Reproduza fielmente o trecho do texto sobre a regularização fundiária dos morros entre Santos e São Vicente que começa em "A realização da" e vai até "no processo judicial.", inclusive.

- _TRECHO DA FONTE_:
▬▬▬▬▬▬
Moradores dos morros situados na divisa entre Santos e São Vicente compareceram à Câmara de Santos na quarta-feira, 4 de março, para discutir a regularização fundiária da área, que abrange as comunidades José Menino, Voturuá, Independência, Bananal, Carrefour e Asa Delta. O debate se concentrou no fim do chamado "aluguel de chão", taxa paga há décadas pelas famílias à Santa Casa de Misericórdia de Santos, proprietária das terras.
A realização da audiência atendeu a um pedido da Associação de Moradores dos Morros José Menino e Itararé. O advogado da entidade, André Albuquerque, comparou a cobrança a uma espécie de "escravidão pela terra", que obriga gerações de moradores a permanecerem reféns de um aluguel interminável.
O presidente da Associação, Claudionor da Silva, enfatizou que as comunidades não querem "nada de graça", mas sim o direito de pagar um preço justo pelo título de propriedade. Ele orientou os moradores a não interromperem os pagamentos, garantindo assim a boa-fé no processo judicial.
O vereador Lincoln Reis (Podemos), que convocou e presidiu a audiência, destacou a insegurança jurídica em que vivem os moradores e lembrou que a cobrança do aluguel de chão foi congelada judicialmente na Vila Progresso, área não pertencente à Santa Casa.
"Nossos pais e avós migraram de todo o Brasil para trabalhar no maior porto da América Latina e na época não tinham poder aquisitivo para comprar os terrenos", afirmou o vereador. "Mas quantas pessoas já morreram sem conseguir deixar de pagar esse aluguel?"
Representando a Prefeitura de Santos, o diretor do Departamento de Desenvolvimento Urbano da Secretaria Municipal de Meio Ambiente, Desenvolvimento Urbano e Sustentabilidade, Luís Felipe Albino, explicou que o município já realizou o levantamento socioeconômico e o plano altimétrico da área.
O próximo passo é o redesenho dos lotes pela equipe de urbanismo. Albino alertou, porém, que o processo esbarra na falta de anuência da Santa Casa, que não enviou representantes à audiência. "Estamos fazendo a nossa parte, mas precisamos que a parte judicial com a dona do terreno, a Santa Casa, seja resolvida", disse.
▬▬▬▬▬▬
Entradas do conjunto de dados
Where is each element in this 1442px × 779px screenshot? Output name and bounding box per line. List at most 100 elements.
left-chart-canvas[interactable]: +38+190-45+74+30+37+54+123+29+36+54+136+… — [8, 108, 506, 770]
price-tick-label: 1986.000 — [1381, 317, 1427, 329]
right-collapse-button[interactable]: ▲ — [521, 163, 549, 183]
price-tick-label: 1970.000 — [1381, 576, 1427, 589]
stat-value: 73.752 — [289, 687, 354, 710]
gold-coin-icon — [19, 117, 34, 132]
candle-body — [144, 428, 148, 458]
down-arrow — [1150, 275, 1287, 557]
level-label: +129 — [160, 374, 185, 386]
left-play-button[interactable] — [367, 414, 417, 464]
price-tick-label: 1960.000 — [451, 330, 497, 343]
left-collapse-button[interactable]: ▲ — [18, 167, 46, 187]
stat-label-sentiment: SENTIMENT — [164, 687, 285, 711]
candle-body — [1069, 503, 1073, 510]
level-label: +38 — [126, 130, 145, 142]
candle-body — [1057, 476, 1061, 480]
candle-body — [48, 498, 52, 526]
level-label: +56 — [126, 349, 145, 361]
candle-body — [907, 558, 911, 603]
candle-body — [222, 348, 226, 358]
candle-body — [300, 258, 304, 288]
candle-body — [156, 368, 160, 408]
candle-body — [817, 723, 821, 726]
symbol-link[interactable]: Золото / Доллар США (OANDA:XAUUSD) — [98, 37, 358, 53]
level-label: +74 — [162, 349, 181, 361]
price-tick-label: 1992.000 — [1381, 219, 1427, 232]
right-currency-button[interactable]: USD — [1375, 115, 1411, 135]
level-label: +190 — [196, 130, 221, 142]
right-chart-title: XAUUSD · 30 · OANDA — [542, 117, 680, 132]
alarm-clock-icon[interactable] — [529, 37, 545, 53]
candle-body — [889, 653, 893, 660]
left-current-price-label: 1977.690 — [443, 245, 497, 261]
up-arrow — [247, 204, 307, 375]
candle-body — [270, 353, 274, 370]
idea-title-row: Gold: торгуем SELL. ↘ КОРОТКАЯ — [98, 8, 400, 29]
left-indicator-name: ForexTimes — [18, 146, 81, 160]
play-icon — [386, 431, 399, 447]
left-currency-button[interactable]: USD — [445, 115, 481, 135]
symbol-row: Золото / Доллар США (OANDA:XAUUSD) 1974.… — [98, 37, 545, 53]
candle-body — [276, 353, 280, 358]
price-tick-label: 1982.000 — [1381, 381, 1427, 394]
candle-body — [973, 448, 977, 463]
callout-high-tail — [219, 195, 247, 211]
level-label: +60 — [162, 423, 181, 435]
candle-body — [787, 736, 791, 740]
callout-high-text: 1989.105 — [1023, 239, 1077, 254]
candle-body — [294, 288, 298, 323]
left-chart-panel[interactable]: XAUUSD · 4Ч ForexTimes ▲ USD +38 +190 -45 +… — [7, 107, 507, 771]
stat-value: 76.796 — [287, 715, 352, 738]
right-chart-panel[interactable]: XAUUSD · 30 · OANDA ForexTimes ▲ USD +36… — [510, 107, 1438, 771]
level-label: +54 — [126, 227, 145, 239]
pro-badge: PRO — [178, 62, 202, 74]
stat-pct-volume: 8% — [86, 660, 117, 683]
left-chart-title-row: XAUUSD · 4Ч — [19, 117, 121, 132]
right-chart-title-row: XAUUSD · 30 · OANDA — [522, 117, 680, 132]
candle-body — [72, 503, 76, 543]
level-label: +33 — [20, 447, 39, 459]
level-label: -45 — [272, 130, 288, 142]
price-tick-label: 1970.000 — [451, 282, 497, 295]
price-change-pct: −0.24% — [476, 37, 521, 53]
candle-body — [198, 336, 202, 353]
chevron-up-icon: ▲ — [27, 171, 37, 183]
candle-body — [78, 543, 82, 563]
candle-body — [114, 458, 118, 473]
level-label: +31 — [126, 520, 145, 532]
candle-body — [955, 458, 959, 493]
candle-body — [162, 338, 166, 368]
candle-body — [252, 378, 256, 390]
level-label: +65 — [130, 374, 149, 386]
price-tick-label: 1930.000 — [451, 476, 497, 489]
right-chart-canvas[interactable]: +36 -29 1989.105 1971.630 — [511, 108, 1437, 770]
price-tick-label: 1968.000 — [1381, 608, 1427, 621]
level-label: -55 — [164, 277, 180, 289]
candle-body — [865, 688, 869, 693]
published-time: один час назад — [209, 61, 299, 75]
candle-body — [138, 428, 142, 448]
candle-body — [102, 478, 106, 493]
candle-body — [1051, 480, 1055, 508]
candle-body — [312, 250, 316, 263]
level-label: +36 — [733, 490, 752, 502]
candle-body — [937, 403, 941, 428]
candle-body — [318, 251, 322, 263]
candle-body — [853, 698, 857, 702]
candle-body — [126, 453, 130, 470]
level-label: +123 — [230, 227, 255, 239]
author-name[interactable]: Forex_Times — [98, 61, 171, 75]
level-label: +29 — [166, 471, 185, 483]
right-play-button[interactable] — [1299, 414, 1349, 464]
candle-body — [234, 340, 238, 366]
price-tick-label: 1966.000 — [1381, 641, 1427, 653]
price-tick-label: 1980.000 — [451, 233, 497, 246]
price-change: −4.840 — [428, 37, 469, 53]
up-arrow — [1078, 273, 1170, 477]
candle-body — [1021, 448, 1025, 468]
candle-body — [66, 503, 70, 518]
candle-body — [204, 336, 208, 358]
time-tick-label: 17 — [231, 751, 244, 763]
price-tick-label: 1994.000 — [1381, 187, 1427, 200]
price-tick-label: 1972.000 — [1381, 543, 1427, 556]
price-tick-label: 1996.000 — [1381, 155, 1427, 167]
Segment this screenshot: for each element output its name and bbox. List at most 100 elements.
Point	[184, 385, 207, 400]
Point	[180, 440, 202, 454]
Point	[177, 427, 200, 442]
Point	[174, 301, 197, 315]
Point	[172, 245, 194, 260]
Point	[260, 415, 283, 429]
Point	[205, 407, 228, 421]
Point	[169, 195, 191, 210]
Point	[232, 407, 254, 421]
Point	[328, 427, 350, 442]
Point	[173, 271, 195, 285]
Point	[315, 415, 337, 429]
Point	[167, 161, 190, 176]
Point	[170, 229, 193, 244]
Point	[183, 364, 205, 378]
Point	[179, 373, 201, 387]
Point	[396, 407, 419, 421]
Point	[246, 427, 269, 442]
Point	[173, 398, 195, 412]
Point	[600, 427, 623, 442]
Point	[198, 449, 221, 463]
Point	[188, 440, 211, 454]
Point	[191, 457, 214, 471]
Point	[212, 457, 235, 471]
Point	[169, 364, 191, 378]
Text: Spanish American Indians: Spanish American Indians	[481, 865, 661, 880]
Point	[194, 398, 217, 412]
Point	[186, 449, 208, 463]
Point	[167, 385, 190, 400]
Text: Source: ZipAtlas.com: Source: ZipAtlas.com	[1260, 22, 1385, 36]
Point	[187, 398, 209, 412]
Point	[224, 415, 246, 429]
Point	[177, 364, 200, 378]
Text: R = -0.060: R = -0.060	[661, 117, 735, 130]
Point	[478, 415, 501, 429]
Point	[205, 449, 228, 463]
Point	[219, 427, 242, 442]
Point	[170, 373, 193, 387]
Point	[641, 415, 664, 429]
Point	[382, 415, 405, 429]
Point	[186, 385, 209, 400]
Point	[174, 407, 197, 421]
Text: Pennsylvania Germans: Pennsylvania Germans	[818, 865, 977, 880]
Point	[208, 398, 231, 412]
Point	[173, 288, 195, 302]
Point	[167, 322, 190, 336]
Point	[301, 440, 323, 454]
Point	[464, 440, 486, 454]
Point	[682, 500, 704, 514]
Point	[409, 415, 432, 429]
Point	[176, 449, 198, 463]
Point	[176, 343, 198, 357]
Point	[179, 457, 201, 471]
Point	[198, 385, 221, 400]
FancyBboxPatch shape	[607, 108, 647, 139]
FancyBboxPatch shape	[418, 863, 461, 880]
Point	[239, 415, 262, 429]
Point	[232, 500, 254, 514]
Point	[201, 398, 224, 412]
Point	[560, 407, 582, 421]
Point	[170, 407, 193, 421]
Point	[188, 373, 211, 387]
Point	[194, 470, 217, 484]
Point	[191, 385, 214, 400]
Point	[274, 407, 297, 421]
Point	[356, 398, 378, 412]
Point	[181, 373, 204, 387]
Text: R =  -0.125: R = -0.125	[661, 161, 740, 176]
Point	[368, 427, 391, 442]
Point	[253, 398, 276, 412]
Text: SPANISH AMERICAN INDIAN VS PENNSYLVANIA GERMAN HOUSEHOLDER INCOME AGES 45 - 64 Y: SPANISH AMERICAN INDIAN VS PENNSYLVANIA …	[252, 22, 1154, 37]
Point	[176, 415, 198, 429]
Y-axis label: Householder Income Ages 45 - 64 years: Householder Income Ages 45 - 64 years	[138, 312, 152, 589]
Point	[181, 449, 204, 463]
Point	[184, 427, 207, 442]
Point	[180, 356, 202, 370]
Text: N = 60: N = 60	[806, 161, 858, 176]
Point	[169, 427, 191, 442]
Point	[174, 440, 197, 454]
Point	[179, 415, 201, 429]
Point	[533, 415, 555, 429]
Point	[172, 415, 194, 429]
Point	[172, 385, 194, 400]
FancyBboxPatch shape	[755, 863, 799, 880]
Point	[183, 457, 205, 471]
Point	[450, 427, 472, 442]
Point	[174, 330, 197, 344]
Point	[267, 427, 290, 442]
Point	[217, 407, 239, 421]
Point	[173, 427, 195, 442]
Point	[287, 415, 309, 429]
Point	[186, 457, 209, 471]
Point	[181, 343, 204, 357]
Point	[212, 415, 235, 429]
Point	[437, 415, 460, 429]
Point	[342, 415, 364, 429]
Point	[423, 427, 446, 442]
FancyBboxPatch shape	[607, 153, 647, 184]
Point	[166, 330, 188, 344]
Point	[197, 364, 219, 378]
▬▬▬▬▬▬
- _SOLUÇÃO DO EXERCÍCIO_:
A realização da audiência atendeu a um pedido da Associação de Moradores dos Morros José Menino e Itararé. O advogado da entidade, André Albuquerque, comparou a cobrança a uma espécie de "escravidão pela terra", que obriga gerações de moradores a permanecerem reféns de um aluguel interminável.
O presidente da Associação, Claudionor da Silva, enfatizou que as comunidades não querem "nada de graça", mas sim o direito de pagar um preço justo pelo título de propriedade. Ele orientou os moradores a não interromperem os pagamentos, garantindo assim a boa-fé no processo judicial.